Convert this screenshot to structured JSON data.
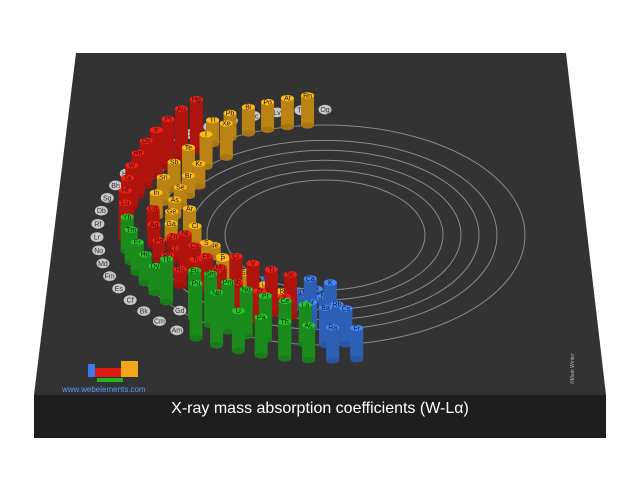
{
  "title": "X-ray mass absorption coefficients (W-Lα)",
  "site_url": "www.webelements.com",
  "copyright": "©Mark Winter",
  "chart_data": {
    "type": "bar",
    "note_units": "relative bar height 0-1 (no axis printed)",
    "colors": {
      "s": "#3a7be8",
      "p": "#f0a81a",
      "d": "#e01b12",
      "f": "#22b322",
      "empty": "#c8c8c8",
      "board": "#333333"
    },
    "elements": [
      {
        "symbol": "H",
        "block": "s",
        "value": 0.02
      },
      {
        "symbol": "He",
        "block": "s",
        "value": 0.03
      },
      {
        "symbol": "Li",
        "block": "s",
        "value": 0.04
      },
      {
        "symbol": "Be",
        "block": "s",
        "value": 0.05
      },
      {
        "symbol": "B",
        "block": "p",
        "value": 0.07
      },
      {
        "symbol": "C",
        "block": "p",
        "value": 0.1
      },
      {
        "symbol": "N",
        "block": "p",
        "value": 0.12
      },
      {
        "symbol": "O",
        "block": "p",
        "value": 0.15
      },
      {
        "symbol": "F",
        "block": "p",
        "value": 0.18
      },
      {
        "symbol": "Ne",
        "block": "p",
        "value": 0.2
      },
      {
        "symbol": "Na",
        "block": "s",
        "value": 0.24
      },
      {
        "symbol": "Mg",
        "block": "s",
        "value": 0.28
      },
      {
        "symbol": "Al",
        "block": "p",
        "value": 0.33
      },
      {
        "symbol": "Si",
        "block": "p",
        "value": 0.38
      },
      {
        "symbol": "P",
        "block": "p",
        "value": 0.43
      },
      {
        "symbol": "S",
        "block": "p",
        "value": 0.48
      },
      {
        "symbol": "Cl",
        "block": "p",
        "value": 0.52
      },
      {
        "symbol": "Ar",
        "block": "p",
        "value": 0.55
      },
      {
        "symbol": "K",
        "block": "s",
        "value": 0.62
      },
      {
        "symbol": "Ca",
        "block": "s",
        "value": 0.68
      },
      {
        "symbol": "Sc",
        "block": "d",
        "value": 0.72
      },
      {
        "symbol": "Ti",
        "block": "d",
        "value": 0.75
      },
      {
        "symbol": "V",
        "block": "d",
        "value": 0.78
      },
      {
        "symbol": "Cr",
        "block": "d",
        "value": 0.8
      },
      {
        "symbol": "Mn",
        "block": "d",
        "value": 0.5
      },
      {
        "symbol": "Fe",
        "block": "d",
        "value": 0.55
      },
      {
        "symbol": "Co",
        "block": "d",
        "value": 0.58
      },
      {
        "symbol": "Ni",
        "block": "d",
        "value": 0.62
      },
      {
        "symbol": "Cu",
        "block": "d",
        "value": 0.2
      },
      {
        "symbol": "Zn",
        "block": "d",
        "value": 0.22
      },
      {
        "symbol": "Ga",
        "block": "p",
        "value": 0.25
      },
      {
        "symbol": "Ge",
        "block": "p",
        "value": 0.27
      },
      {
        "symbol": "As",
        "block": "p",
        "value": 0.28
      },
      {
        "symbol": "Se",
        "block": "p",
        "value": 0.31
      },
      {
        "symbol": "Br",
        "block": "p",
        "value": 0.34
      },
      {
        "symbol": "Kr",
        "block": "p",
        "value": 0.38
      },
      {
        "symbol": "Rb",
        "block": "s",
        "value": 0.42
      },
      {
        "symbol": "Sr",
        "block": "s",
        "value": 0.45
      },
      {
        "symbol": "Y",
        "block": "d",
        "value": 0.5
      },
      {
        "symbol": "Zr",
        "block": "d",
        "value": 0.53
      },
      {
        "symbol": "Nb",
        "block": "d",
        "value": 0.57
      },
      {
        "symbol": "Mo",
        "block": "d",
        "value": 0.6
      },
      {
        "symbol": "Tc",
        "block": "d",
        "value": 0.64
      },
      {
        "symbol": "Ru",
        "block": "d",
        "value": 0.28
      },
      {
        "symbol": "Rh",
        "block": "d",
        "value": 0.3
      },
      {
        "symbol": "Pd",
        "block": "d",
        "value": 0.32
      },
      {
        "symbol": "Ag",
        "block": "d",
        "value": 0.35
      },
      {
        "symbol": "Cd",
        "block": "d",
        "value": 0.38
      },
      {
        "symbol": "In",
        "block": "p",
        "value": 0.4
      },
      {
        "symbol": "Sn",
        "block": "p",
        "value": 0.43
      },
      {
        "symbol": "Sb",
        "block": "p",
        "value": 0.46
      },
      {
        "symbol": "Te",
        "block": "p",
        "value": 0.5
      },
      {
        "symbol": "I",
        "block": "p",
        "value": 0.54
      },
      {
        "symbol": "Xe",
        "block": "p",
        "value": 0.57
      },
      {
        "symbol": "Cs",
        "block": "s",
        "value": 0.6
      },
      {
        "symbol": "Ba",
        "block": "s",
        "value": 0.62
      },
      {
        "symbol": "La",
        "block": "f",
        "value": 0.66
      },
      {
        "symbol": "Ce",
        "block": "f",
        "value": 0.7
      },
      {
        "symbol": "Pr",
        "block": "f",
        "value": 0.74
      },
      {
        "symbol": "Nd",
        "block": "f",
        "value": 0.78
      },
      {
        "symbol": "Pm",
        "block": "f",
        "value": 0.82
      },
      {
        "symbol": "Sm",
        "block": "f",
        "value": 0.86
      },
      {
        "symbol": "Eu",
        "block": "f",
        "value": 0.8
      },
      {
        "symbol": "Gd",
        "block": "f",
        "value": 0.0
      },
      {
        "symbol": "Tb",
        "block": "f",
        "value": 0.72
      },
      {
        "symbol": "Dy",
        "block": "f",
        "value": 0.45
      },
      {
        "symbol": "Ho",
        "block": "f",
        "value": 0.48
      },
      {
        "symbol": "Er",
        "block": "f",
        "value": 0.51
      },
      {
        "symbol": "Tm",
        "block": "f",
        "value": 0.54
      },
      {
        "symbol": "Yb",
        "block": "f",
        "value": 0.57
      },
      {
        "symbol": "Lu",
        "block": "d",
        "value": 0.62
      },
      {
        "symbol": "Hf",
        "block": "d",
        "value": 0.64
      },
      {
        "symbol": "Ta",
        "block": "d",
        "value": 0.66
      },
      {
        "symbol": "W",
        "block": "d",
        "value": 0.69
      },
      {
        "symbol": "Re",
        "block": "d",
        "value": 0.72
      },
      {
        "symbol": "Os",
        "block": "d",
        "value": 0.75
      },
      {
        "symbol": "Ir",
        "block": "d",
        "value": 0.77
      },
      {
        "symbol": "Pt",
        "block": "d",
        "value": 0.8
      },
      {
        "symbol": "Au",
        "block": "d",
        "value": 0.83
      },
      {
        "symbol": "Hg",
        "block": "d",
        "value": 0.86
      },
      {
        "symbol": "Tl",
        "block": "p",
        "value": 0.4
      },
      {
        "symbol": "Pb",
        "block": "p",
        "value": 0.42
      },
      {
        "symbol": "Bi",
        "block": "p",
        "value": 0.44
      },
      {
        "symbol": "Po",
        "block": "p",
        "value": 0.46
      },
      {
        "symbol": "At",
        "block": "p",
        "value": 0.48
      },
      {
        "symbol": "Rn",
        "block": "p",
        "value": 0.5
      },
      {
        "symbol": "Fr",
        "block": "s",
        "value": 0.52
      },
      {
        "symbol": "Ra",
        "block": "s",
        "value": 0.55
      },
      {
        "symbol": "Ac",
        "block": "f",
        "value": 0.58
      },
      {
        "symbol": "Th",
        "block": "f",
        "value": 0.61
      },
      {
        "symbol": "Pa",
        "block": "f",
        "value": 0.64
      },
      {
        "symbol": "U",
        "block": "f",
        "value": 0.67
      },
      {
        "symbol": "Np",
        "block": "f",
        "value": 0.88
      },
      {
        "symbol": "Pu",
        "block": "f",
        "value": 0.92
      },
      {
        "symbol": "Am",
        "block": "f",
        "value": 0.0
      },
      {
        "symbol": "Cm",
        "block": "f",
        "value": 0.0
      },
      {
        "symbol": "Bk",
        "block": "f",
        "value": 0.0
      },
      {
        "symbol": "Cf",
        "block": "f",
        "value": 0.0
      },
      {
        "symbol": "Es",
        "block": "f",
        "value": 0.0
      },
      {
        "symbol": "Fm",
        "block": "f",
        "value": 0.0
      },
      {
        "symbol": "Md",
        "block": "f",
        "value": 0.0
      },
      {
        "symbol": "No",
        "block": "f",
        "value": 0.0
      },
      {
        "symbol": "Lr",
        "block": "d",
        "value": 0.0
      },
      {
        "symbol": "Rf",
        "block": "d",
        "value": 0.0
      },
      {
        "symbol": "Db",
        "block": "d",
        "value": 0.0
      },
      {
        "symbol": "Sg",
        "block": "d",
        "value": 0.0
      },
      {
        "symbol": "Bh",
        "block": "d",
        "value": 0.0
      },
      {
        "symbol": "Hs",
        "block": "d",
        "value": 0.0
      },
      {
        "symbol": "Mt",
        "block": "d",
        "value": 0.0
      },
      {
        "symbol": "Ds",
        "block": "d",
        "value": 0.0
      },
      {
        "symbol": "Rg",
        "block": "d",
        "value": 0.0
      },
      {
        "symbol": "Cn",
        "block": "d",
        "value": 0.0
      },
      {
        "symbol": "Nh",
        "block": "p",
        "value": 0.0
      },
      {
        "symbol": "Fl",
        "block": "p",
        "value": 0.0
      },
      {
        "symbol": "Mc",
        "block": "p",
        "value": 0.0
      },
      {
        "symbol": "Lv",
        "block": "p",
        "value": 0.0
      },
      {
        "symbol": "Ts",
        "block": "p",
        "value": 0.0
      },
      {
        "symbol": "Og",
        "block": "p",
        "value": 0.0
      }
    ]
  }
}
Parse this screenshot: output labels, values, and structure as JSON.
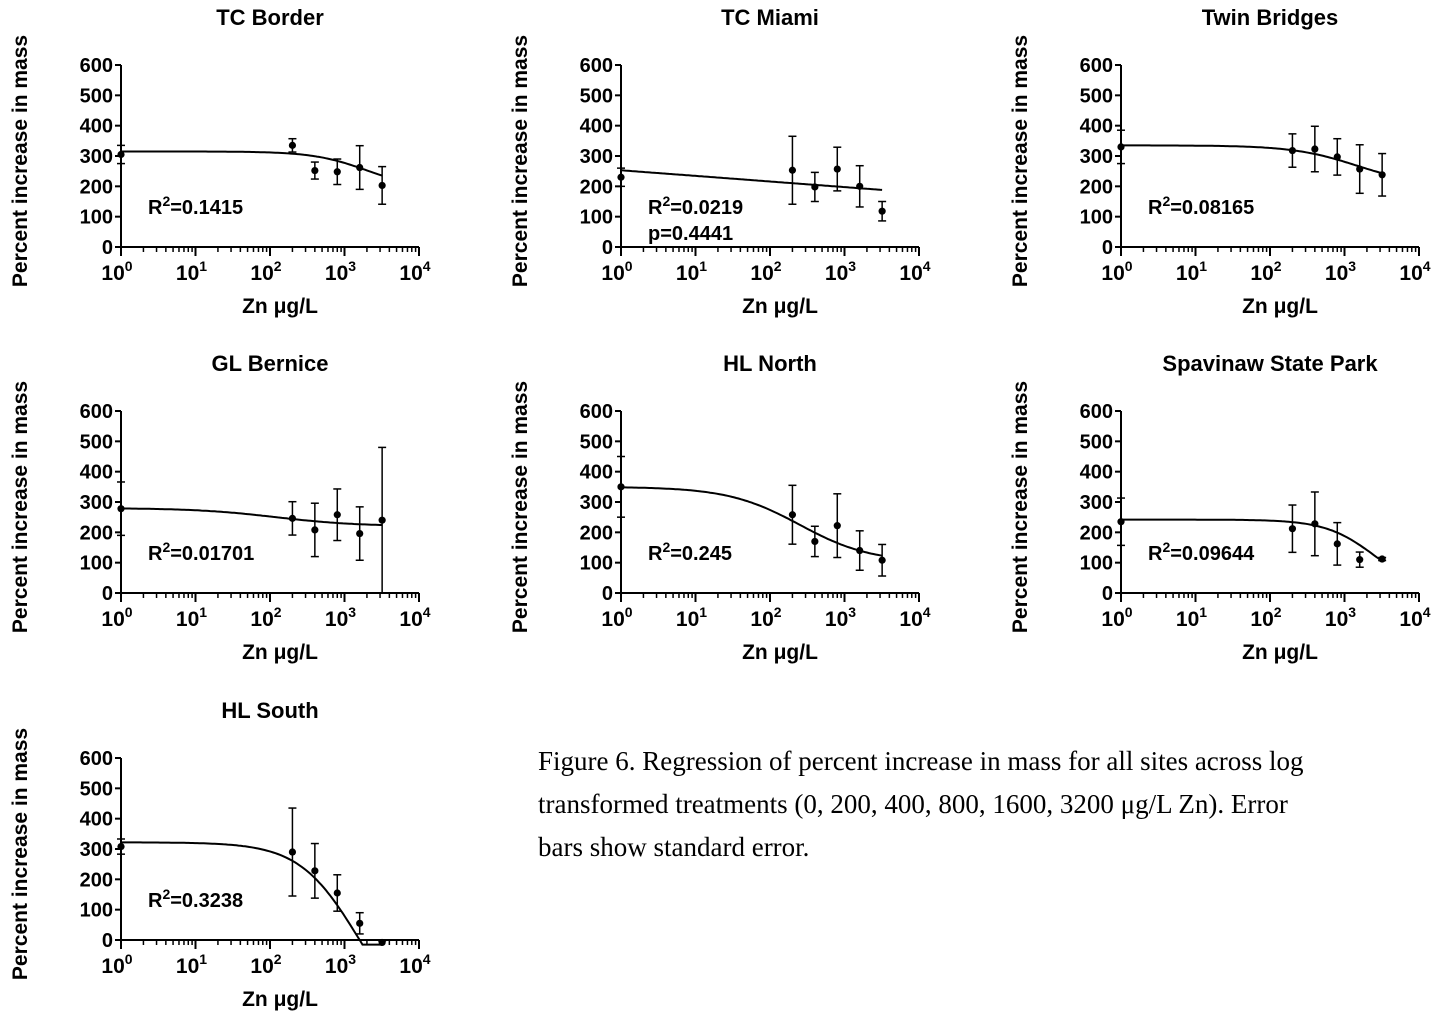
{
  "figure_caption": [
    "Figure 6. Regression of percent increase in mass for all sites across log",
    "transformed treatments (0, 200, 400, 800, 1600, 3200 μg/L Zn). Error",
    "bars show standard error."
  ],
  "chart_data": [
    {
      "type": "scatter",
      "title": "TC Border",
      "xlabel": "Zn μg/L",
      "ylabel": "Percent increase in mass",
      "xscale": "log",
      "xlim": [
        1,
        10000
      ],
      "ylim": [
        0,
        600
      ],
      "xticks": [
        "0",
        "1",
        "2",
        "3",
        "4"
      ],
      "yticks": [
        0,
        100,
        200,
        300,
        400,
        500,
        600
      ],
      "x": [
        1,
        200,
        400,
        800,
        1600,
        3200
      ],
      "y": [
        305,
        335,
        252,
        248,
        262,
        203
      ],
      "yerr": [
        30,
        22,
        28,
        42,
        72,
        62
      ],
      "fit": {
        "type": "sigmoid",
        "top": 315,
        "bottom": 190,
        "ec50": 2000,
        "hill": 1.2
      },
      "annotations": [
        "R²=0.1415"
      ]
    },
    {
      "type": "scatter",
      "title": "TC Miami",
      "xlabel": "Zn μg/L",
      "ylabel": "Percent increase in mass",
      "xscale": "log",
      "xlim": [
        1,
        10000
      ],
      "ylim": [
        0,
        600
      ],
      "xticks": [
        "0",
        "1",
        "2",
        "3",
        "4"
      ],
      "yticks": [
        0,
        100,
        200,
        300,
        400,
        500,
        600
      ],
      "x": [
        1,
        200,
        400,
        800,
        1600,
        3200
      ],
      "y": [
        230,
        253,
        198,
        257,
        200,
        118
      ],
      "yerr": [
        30,
        112,
        48,
        72,
        68,
        32
      ],
      "fit": {
        "type": "linear",
        "intercept": 253,
        "slope_per_decade": -18.5
      },
      "annotations": [
        "R²=0.0219",
        "p=0.4441"
      ]
    },
    {
      "type": "scatter",
      "title": "Twin Bridges",
      "xlabel": "Zn μg/L",
      "ylabel": "Percent increase in mass",
      "xscale": "log",
      "xlim": [
        1,
        10000
      ],
      "ylim": [
        0,
        600
      ],
      "xticks": [
        "0",
        "1",
        "2",
        "3",
        "4"
      ],
      "yticks": [
        0,
        100,
        200,
        300,
        400,
        500,
        600
      ],
      "x": [
        1,
        200,
        400,
        800,
        1600,
        3200
      ],
      "y": [
        330,
        318,
        323,
        297,
        257,
        238
      ],
      "yerr": [
        55,
        55,
        75,
        60,
        80,
        70
      ],
      "fit": {
        "type": "sigmoid",
        "top": 335,
        "bottom": 200,
        "ec50": 1500,
        "hill": 1.0
      },
      "annotations": [
        "R²=0.08165"
      ]
    },
    {
      "type": "scatter",
      "title": "GL Bernice",
      "xlabel": "Zn μg/L",
      "ylabel": "Percent increase in mass",
      "xscale": "log",
      "xlim": [
        1,
        10000
      ],
      "ylim": [
        0,
        600
      ],
      "xticks": [
        "0",
        "1",
        "2",
        "3",
        "4"
      ],
      "yticks": [
        0,
        100,
        200,
        300,
        400,
        500,
        600
      ],
      "x": [
        1,
        200,
        400,
        800,
        1600,
        3200
      ],
      "y": [
        278,
        246,
        208,
        258,
        196,
        240
      ],
      "yerr": [
        88,
        55,
        88,
        85,
        88,
        240
      ],
      "fit": {
        "type": "sigmoid",
        "top": 280,
        "bottom": 220,
        "ec50": 120,
        "hill": 0.8
      },
      "annotations": [
        "R²=0.01701"
      ]
    },
    {
      "type": "scatter",
      "title": "HL North",
      "xlabel": "Zn μg/L",
      "ylabel": "Percent increase in mass",
      "xscale": "log",
      "xlim": [
        1,
        10000
      ],
      "ylim": [
        0,
        600
      ],
      "xticks": [
        "0",
        "1",
        "2",
        "3",
        "4"
      ],
      "yticks": [
        0,
        100,
        200,
        300,
        400,
        500,
        600
      ],
      "x": [
        1,
        200,
        400,
        800,
        1600,
        3200
      ],
      "y": [
        350,
        258,
        170,
        222,
        140,
        108
      ],
      "yerr": [
        100,
        97,
        50,
        105,
        65,
        52
      ],
      "fit": {
        "type": "sigmoid",
        "top": 350,
        "bottom": 100,
        "ec50": 250,
        "hill": 0.9
      },
      "annotations": [
        "R²=0.245"
      ]
    },
    {
      "type": "scatter",
      "title": "Spavinaw State Park",
      "xlabel": "Zn μg/L",
      "ylabel": "Percent increase in mass",
      "xscale": "log",
      "xlim": [
        1,
        10000
      ],
      "ylim": [
        0,
        600
      ],
      "xticks": [
        "0",
        "1",
        "2",
        "3",
        "4"
      ],
      "yticks": [
        0,
        100,
        200,
        300,
        400,
        500,
        600
      ],
      "x": [
        1,
        200,
        400,
        800,
        1600,
        3200
      ],
      "y": [
        235,
        212,
        228,
        162,
        110,
        112
      ],
      "yerr": [
        78,
        78,
        105,
        70,
        25,
        5
      ],
      "fit": {
        "type": "sigmoid",
        "top": 242,
        "bottom": 0,
        "ec50": 2600,
        "hill": 1.3
      },
      "annotations": [
        "R²=0.09644"
      ]
    },
    {
      "type": "scatter",
      "title": "HL South",
      "xlabel": "Zn μg/L",
      "ylabel": "Percent increase in mass",
      "xscale": "log",
      "xlim": [
        1,
        10000
      ],
      "ylim": [
        0,
        600
      ],
      "xticks": [
        "0",
        "1",
        "2",
        "3",
        "4"
      ],
      "yticks": [
        0,
        100,
        200,
        300,
        400,
        500,
        600
      ],
      "x": [
        1,
        200,
        400,
        800,
        1600,
        3200
      ],
      "y": [
        308,
        290,
        228,
        155,
        55,
        -8
      ],
      "yerr": [
        25,
        145,
        90,
        60,
        35,
        5
      ],
      "fit": {
        "type": "sigmoid",
        "top": 322,
        "bottom": -300,
        "ec50": 1500,
        "hill": 1.1
      },
      "annotations": [
        "R²=0.3238"
      ]
    }
  ]
}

········

_WHAT THE TASK ASKS_
Work out how many lines of the data above hold the word "this", and write only the count.

_SOLUTION_
2